What the task asks
Write out the material again word for word, dropping any images it holds.

[Saved entries]
•••

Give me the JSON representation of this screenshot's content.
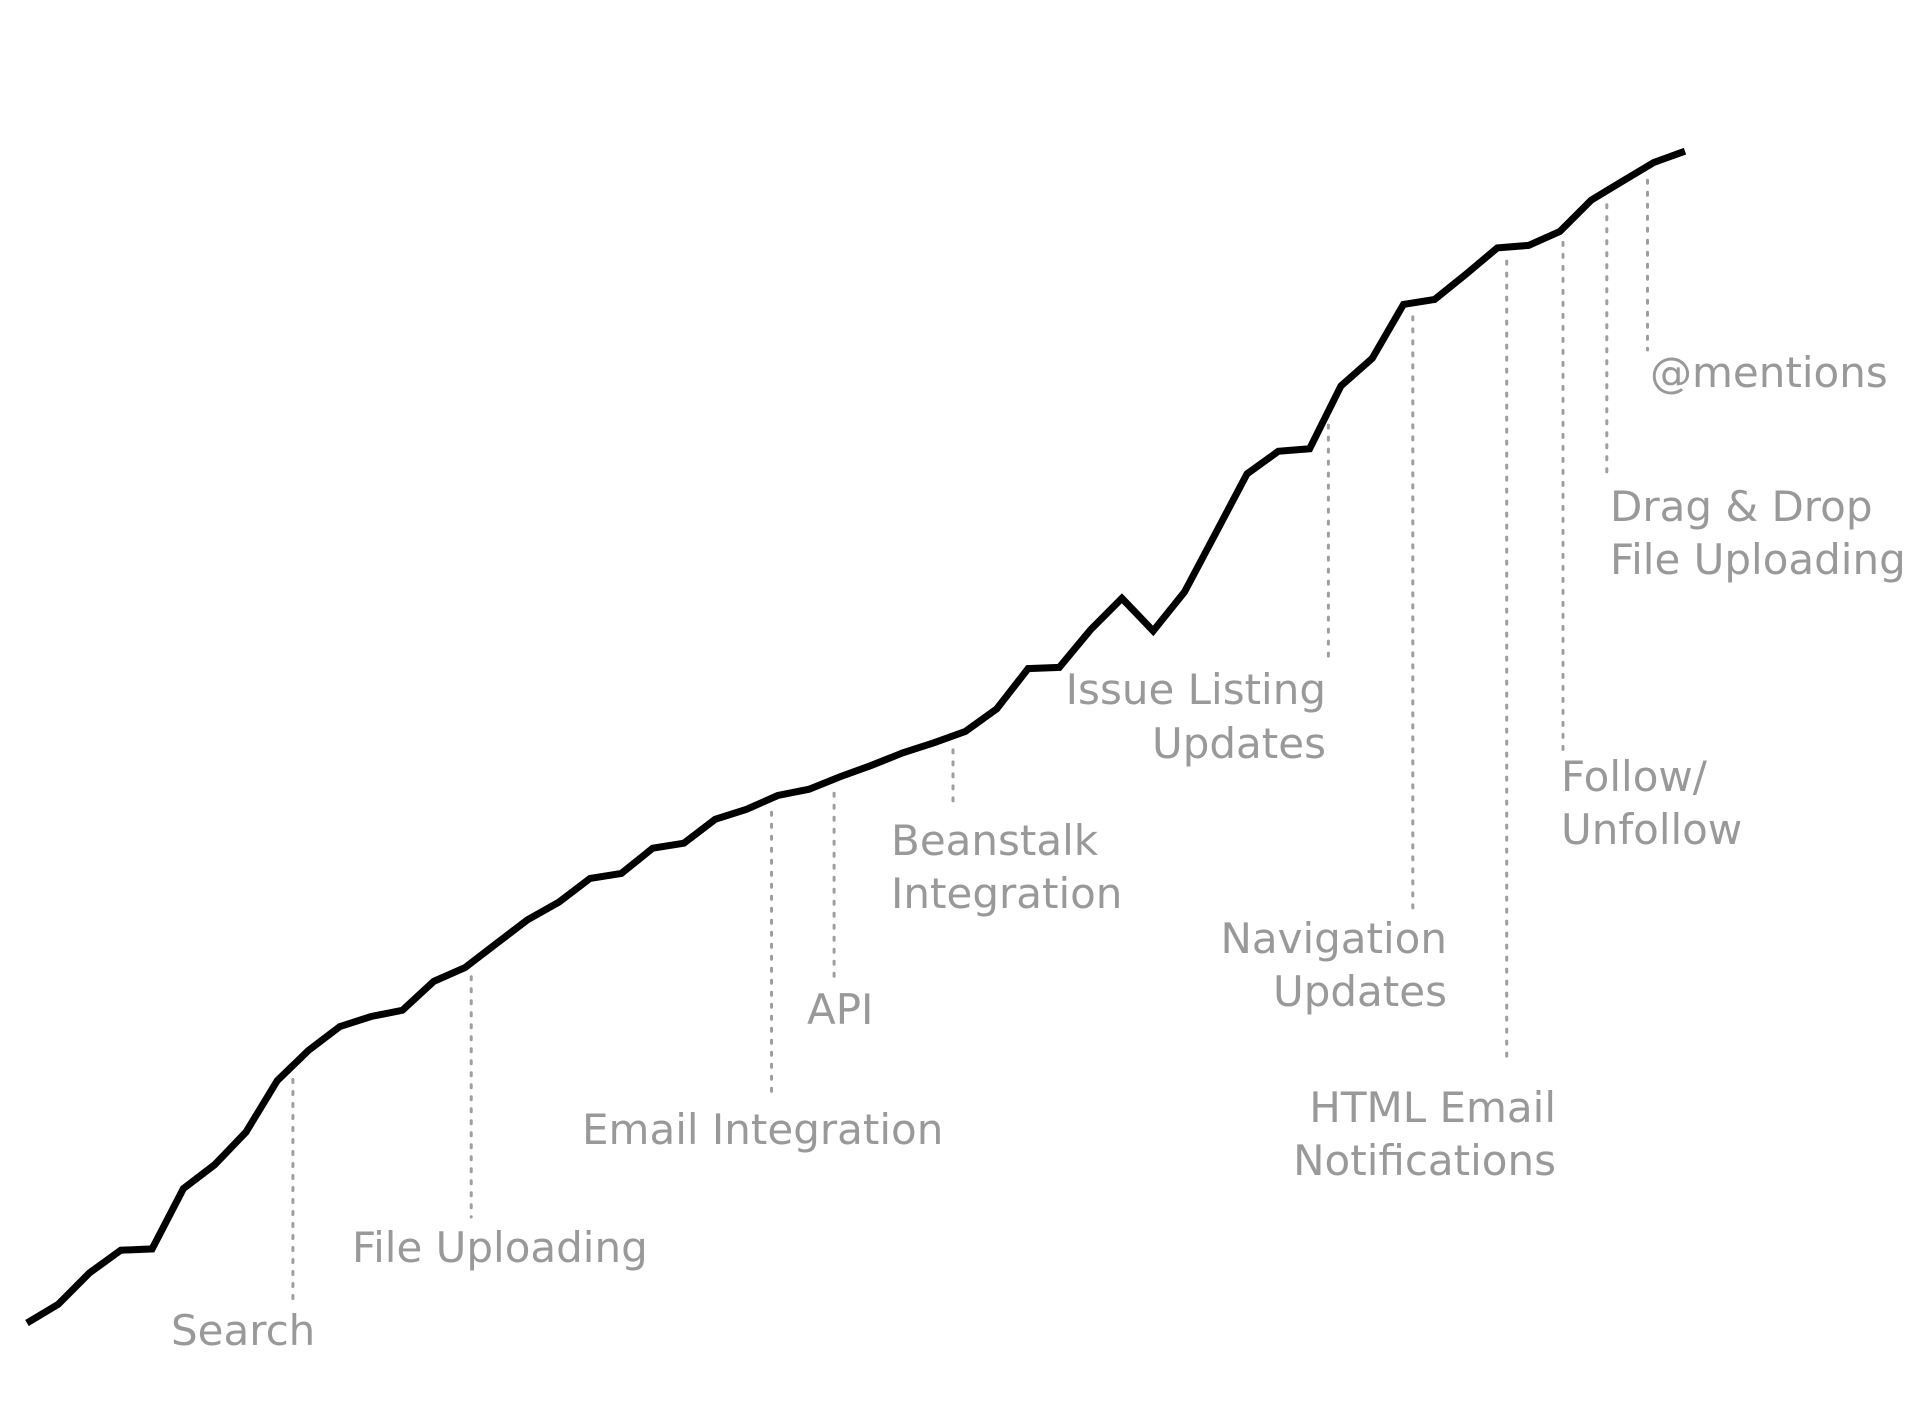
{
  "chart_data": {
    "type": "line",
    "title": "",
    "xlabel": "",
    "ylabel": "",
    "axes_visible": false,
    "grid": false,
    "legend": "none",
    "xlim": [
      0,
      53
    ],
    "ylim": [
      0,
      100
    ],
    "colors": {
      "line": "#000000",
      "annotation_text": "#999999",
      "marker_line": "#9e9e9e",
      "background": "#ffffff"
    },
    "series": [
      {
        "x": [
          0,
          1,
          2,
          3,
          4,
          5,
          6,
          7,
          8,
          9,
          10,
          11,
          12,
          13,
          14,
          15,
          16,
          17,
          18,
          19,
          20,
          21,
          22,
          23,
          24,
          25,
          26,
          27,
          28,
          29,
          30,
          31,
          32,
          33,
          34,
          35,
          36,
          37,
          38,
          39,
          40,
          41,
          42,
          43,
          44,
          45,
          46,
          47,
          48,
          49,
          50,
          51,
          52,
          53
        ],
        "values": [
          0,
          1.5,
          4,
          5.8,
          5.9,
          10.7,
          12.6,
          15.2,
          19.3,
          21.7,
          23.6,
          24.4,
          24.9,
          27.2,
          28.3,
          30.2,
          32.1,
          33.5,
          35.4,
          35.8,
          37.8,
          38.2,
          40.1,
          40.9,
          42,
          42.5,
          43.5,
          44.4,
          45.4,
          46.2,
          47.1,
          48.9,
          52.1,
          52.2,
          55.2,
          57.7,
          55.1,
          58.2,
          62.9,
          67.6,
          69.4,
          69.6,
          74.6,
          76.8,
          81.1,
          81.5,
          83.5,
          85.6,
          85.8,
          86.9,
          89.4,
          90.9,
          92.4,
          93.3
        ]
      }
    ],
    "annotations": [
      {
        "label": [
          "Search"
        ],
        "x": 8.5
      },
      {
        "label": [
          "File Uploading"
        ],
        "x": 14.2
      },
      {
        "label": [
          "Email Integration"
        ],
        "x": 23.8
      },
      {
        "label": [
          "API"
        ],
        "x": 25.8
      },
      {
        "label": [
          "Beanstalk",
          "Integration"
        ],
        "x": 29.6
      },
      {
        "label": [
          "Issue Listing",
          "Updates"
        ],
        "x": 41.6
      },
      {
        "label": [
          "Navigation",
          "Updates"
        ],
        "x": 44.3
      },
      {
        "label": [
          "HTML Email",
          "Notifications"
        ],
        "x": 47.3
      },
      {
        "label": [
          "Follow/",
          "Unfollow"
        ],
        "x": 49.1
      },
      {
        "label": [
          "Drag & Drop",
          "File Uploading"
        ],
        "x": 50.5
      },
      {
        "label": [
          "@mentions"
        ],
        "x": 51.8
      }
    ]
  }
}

•••

Complete response
Give me the JSON representation of this screenshot's content.
{
  "chart_data": {
    "type": "line",
    "title": "",
    "xlabel": "",
    "ylabel": "",
    "axes_visible": false,
    "grid": false,
    "legend": "none",
    "xlim": [
      0,
      53
    ],
    "ylim": [
      0,
      100
    ],
    "colors": {
      "line": "#000000",
      "annotation_text": "#999999",
      "marker_line": "#9e9e9e",
      "background": "#ffffff"
    },
    "series": [
      {
        "x": [
          0,
          1,
          2,
          3,
          4,
          5,
          6,
          7,
          8,
          9,
          10,
          11,
          12,
          13,
          14,
          15,
          16,
          17,
          18,
          19,
          20,
          21,
          22,
          23,
          24,
          25,
          26,
          27,
          28,
          29,
          30,
          31,
          32,
          33,
          34,
          35,
          36,
          37,
          38,
          39,
          40,
          41,
          42,
          43,
          44,
          45,
          46,
          47,
          48,
          49,
          50,
          51,
          52,
          53
        ],
        "values": [
          0,
          1.5,
          4,
          5.8,
          5.9,
          10.7,
          12.6,
          15.2,
          19.3,
          21.7,
          23.6,
          24.4,
          24.9,
          27.2,
          28.3,
          30.2,
          32.1,
          33.5,
          35.4,
          35.8,
          37.8,
          38.2,
          40.1,
          40.9,
          42,
          42.5,
          43.5,
          44.4,
          45.4,
          46.2,
          47.1,
          48.9,
          52.1,
          52.2,
          55.2,
          57.7,
          55.1,
          58.2,
          62.9,
          67.6,
          69.4,
          69.6,
          74.6,
          76.8,
          81.1,
          81.5,
          83.5,
          85.6,
          85.8,
          86.9,
          89.4,
          90.9,
          92.4,
          93.3
        ]
      }
    ],
    "annotations": [
      {
        "label": [
          "Search"
        ],
        "x": 8.5
      },
      {
        "label": [
          "File Uploading"
        ],
        "x": 14.2
      },
      {
        "label": [
          "Email Integration"
        ],
        "x": 23.8
      },
      {
        "label": [
          "API"
        ],
        "x": 25.8
      },
      {
        "label": [
          "Beanstalk",
          "Integration"
        ],
        "x": 29.6
      },
      {
        "label": [
          "Issue Listing",
          "Updates"
        ],
        "x": 41.6
      },
      {
        "label": [
          "Navigation",
          "Updates"
        ],
        "x": 44.3
      },
      {
        "label": [
          "HTML Email",
          "Notifications"
        ],
        "x": 47.3
      },
      {
        "label": [
          "Follow/",
          "Unfollow"
        ],
        "x": 49.1
      },
      {
        "label": [
          "Drag & Drop",
          "File Uploading"
        ],
        "x": 50.5
      },
      {
        "label": [
          "@mentions"
        ],
        "x": 51.8
      }
    ]
  }
}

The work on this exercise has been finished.